## Objective:
Of all the lines in the records, how many hold the word "同步大市"? Answer with the number only.

======== Records provided

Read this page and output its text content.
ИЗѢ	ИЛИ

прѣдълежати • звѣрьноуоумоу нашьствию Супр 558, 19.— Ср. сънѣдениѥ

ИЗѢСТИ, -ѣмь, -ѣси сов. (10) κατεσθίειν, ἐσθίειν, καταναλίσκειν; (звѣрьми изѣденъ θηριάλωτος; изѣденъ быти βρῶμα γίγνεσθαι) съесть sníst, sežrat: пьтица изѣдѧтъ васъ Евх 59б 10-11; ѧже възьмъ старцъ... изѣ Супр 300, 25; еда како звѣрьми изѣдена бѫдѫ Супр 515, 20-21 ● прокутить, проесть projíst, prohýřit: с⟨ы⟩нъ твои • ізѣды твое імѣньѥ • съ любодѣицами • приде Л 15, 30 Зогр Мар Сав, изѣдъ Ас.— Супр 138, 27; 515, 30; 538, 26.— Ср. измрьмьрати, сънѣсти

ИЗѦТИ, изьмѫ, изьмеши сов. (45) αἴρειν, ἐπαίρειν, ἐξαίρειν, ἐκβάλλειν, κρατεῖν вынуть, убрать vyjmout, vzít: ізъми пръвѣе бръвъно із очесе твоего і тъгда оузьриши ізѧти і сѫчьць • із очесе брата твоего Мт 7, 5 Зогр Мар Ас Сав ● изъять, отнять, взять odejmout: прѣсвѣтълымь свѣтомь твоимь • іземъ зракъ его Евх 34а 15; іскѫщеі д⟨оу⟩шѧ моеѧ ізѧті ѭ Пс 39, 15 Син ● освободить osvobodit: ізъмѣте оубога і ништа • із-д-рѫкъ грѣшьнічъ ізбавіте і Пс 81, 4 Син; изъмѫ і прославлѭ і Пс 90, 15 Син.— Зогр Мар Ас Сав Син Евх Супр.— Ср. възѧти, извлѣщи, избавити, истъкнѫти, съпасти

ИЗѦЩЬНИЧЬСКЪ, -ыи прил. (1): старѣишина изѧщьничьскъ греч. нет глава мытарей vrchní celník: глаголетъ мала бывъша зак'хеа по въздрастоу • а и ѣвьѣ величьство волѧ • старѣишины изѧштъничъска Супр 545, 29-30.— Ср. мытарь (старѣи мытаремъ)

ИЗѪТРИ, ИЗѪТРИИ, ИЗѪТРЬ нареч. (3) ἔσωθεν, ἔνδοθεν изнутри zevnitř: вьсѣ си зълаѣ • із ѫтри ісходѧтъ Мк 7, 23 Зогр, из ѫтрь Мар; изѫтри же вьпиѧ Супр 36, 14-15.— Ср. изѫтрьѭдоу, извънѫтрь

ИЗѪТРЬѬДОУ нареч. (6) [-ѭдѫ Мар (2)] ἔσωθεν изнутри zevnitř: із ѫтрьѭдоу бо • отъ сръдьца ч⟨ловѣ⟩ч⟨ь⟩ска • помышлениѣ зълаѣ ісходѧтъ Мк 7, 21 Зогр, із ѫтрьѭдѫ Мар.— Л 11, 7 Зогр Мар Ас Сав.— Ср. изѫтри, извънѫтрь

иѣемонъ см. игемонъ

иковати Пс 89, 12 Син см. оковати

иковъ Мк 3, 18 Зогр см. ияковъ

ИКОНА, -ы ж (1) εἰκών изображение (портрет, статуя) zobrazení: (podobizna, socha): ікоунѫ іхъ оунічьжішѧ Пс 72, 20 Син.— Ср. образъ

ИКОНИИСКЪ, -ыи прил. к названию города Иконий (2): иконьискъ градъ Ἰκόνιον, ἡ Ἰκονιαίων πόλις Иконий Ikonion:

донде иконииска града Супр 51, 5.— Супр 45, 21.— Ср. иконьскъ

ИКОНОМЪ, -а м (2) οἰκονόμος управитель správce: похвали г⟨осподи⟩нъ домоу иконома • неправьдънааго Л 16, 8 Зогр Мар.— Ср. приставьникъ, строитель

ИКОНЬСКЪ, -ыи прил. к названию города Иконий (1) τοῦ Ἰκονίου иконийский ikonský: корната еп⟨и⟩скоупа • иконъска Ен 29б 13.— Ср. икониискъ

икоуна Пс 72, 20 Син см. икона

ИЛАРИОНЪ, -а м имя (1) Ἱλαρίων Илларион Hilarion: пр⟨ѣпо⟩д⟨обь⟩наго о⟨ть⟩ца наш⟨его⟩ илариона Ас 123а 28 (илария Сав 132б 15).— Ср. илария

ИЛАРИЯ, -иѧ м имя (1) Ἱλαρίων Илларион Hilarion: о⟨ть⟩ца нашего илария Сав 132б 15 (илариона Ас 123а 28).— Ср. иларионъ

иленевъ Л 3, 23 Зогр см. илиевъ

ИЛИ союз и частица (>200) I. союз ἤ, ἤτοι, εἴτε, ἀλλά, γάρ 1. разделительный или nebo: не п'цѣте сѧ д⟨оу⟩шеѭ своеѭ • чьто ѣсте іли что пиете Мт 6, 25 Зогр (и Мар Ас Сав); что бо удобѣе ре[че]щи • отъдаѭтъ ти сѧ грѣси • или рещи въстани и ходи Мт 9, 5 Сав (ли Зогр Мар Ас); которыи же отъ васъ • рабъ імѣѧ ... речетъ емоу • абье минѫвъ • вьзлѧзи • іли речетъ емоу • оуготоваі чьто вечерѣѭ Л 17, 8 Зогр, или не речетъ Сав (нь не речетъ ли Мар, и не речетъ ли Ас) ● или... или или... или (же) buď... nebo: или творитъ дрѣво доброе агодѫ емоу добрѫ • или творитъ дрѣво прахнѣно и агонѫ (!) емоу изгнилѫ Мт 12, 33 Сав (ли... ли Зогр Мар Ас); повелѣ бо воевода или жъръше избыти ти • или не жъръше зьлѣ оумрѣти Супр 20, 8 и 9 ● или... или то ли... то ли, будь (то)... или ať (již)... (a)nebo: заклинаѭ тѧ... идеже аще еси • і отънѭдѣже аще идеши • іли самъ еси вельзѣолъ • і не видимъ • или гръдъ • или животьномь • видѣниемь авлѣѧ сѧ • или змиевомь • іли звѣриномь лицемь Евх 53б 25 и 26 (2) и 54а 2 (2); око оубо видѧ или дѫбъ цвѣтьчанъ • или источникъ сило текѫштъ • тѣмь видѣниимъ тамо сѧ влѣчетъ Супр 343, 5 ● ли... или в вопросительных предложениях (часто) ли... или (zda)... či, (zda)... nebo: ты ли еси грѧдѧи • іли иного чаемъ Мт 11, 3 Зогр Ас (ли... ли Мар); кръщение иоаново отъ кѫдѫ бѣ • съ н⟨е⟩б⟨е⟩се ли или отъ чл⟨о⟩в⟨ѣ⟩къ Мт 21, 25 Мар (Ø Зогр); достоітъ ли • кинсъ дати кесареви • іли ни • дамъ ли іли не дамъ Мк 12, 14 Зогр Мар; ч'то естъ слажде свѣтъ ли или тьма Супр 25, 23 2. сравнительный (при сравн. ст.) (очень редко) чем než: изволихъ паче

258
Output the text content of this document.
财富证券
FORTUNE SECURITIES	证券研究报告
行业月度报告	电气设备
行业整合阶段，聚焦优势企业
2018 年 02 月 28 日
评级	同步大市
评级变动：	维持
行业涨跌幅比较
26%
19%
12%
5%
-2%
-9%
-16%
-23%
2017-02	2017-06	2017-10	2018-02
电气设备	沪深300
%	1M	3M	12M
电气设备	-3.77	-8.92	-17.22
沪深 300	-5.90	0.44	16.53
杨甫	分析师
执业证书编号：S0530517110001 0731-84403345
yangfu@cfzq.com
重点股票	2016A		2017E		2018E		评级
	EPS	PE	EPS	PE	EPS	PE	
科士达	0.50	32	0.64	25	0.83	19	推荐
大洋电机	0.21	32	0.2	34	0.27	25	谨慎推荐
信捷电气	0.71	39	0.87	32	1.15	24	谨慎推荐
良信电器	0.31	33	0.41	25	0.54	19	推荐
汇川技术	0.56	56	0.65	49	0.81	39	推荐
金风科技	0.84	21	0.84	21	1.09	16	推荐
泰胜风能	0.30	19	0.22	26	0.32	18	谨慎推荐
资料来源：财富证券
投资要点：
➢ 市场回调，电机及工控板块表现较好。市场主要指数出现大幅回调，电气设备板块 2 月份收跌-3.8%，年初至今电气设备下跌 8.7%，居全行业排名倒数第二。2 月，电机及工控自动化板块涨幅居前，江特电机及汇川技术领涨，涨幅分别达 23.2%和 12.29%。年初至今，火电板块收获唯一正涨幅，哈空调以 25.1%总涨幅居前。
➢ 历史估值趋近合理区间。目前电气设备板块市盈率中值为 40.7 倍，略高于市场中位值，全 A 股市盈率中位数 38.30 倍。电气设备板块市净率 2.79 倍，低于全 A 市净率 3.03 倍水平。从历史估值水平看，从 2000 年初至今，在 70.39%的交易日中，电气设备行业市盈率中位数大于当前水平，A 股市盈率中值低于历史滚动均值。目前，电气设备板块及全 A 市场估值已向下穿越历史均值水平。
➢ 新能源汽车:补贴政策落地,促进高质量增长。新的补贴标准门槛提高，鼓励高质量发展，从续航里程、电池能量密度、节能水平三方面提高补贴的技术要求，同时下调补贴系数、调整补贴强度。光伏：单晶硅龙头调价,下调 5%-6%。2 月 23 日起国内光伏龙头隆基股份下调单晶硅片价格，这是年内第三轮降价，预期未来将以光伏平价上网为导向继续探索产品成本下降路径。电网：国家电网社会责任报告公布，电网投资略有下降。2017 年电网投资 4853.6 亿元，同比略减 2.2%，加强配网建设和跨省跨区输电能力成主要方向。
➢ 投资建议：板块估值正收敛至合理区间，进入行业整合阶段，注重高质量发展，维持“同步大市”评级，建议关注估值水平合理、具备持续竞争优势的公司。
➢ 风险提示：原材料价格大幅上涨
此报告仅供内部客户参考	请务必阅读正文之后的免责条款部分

================

## Finished answer:
2